***** Dataset excerpts
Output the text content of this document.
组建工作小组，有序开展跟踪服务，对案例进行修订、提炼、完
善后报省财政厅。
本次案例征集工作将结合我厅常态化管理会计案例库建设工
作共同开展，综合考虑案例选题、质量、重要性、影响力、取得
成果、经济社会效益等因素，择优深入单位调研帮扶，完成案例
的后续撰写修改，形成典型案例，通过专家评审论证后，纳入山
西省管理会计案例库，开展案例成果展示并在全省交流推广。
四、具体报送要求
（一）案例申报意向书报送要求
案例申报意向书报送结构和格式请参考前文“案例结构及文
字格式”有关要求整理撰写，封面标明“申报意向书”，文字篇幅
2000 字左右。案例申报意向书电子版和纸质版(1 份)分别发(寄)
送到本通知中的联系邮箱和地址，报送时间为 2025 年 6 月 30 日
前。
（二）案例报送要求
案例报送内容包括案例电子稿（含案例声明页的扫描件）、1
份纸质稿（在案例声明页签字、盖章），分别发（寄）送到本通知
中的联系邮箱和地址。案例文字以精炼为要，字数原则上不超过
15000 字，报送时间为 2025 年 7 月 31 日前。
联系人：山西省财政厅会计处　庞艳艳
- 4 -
**********
***** Dataset excerpts
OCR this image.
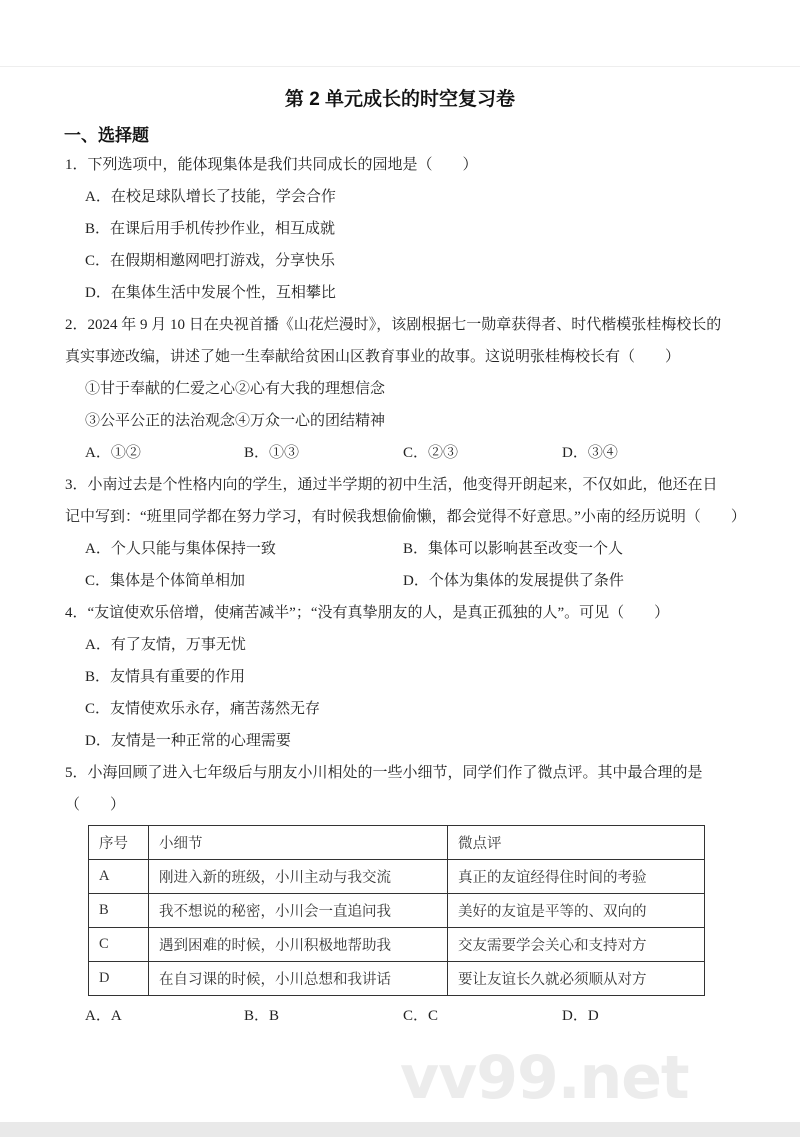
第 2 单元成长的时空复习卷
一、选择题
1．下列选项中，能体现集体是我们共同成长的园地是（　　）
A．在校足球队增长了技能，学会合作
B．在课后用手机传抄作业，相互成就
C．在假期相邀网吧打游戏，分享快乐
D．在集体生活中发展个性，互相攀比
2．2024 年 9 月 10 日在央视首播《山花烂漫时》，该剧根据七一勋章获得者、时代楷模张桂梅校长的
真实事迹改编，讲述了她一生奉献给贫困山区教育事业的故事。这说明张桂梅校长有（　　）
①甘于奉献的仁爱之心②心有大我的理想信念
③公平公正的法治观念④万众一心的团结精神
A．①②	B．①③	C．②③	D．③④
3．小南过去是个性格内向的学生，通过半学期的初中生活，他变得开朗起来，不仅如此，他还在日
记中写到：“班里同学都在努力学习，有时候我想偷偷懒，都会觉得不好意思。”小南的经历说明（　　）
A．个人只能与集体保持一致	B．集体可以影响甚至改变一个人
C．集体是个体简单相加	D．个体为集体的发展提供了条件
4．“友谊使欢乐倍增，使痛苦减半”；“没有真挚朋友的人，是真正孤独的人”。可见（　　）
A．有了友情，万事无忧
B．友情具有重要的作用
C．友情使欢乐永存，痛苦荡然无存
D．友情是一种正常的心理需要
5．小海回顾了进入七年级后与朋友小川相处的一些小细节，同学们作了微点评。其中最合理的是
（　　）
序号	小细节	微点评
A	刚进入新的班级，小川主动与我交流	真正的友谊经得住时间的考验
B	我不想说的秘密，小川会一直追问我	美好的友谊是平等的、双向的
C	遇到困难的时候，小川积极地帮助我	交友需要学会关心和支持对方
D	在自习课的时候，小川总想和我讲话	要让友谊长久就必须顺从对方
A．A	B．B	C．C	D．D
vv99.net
**********
* Work instructions *
Collect each line of the entries that has the word "this", copying it in full.

* Result *
Output the text content of this document.
OCR this image.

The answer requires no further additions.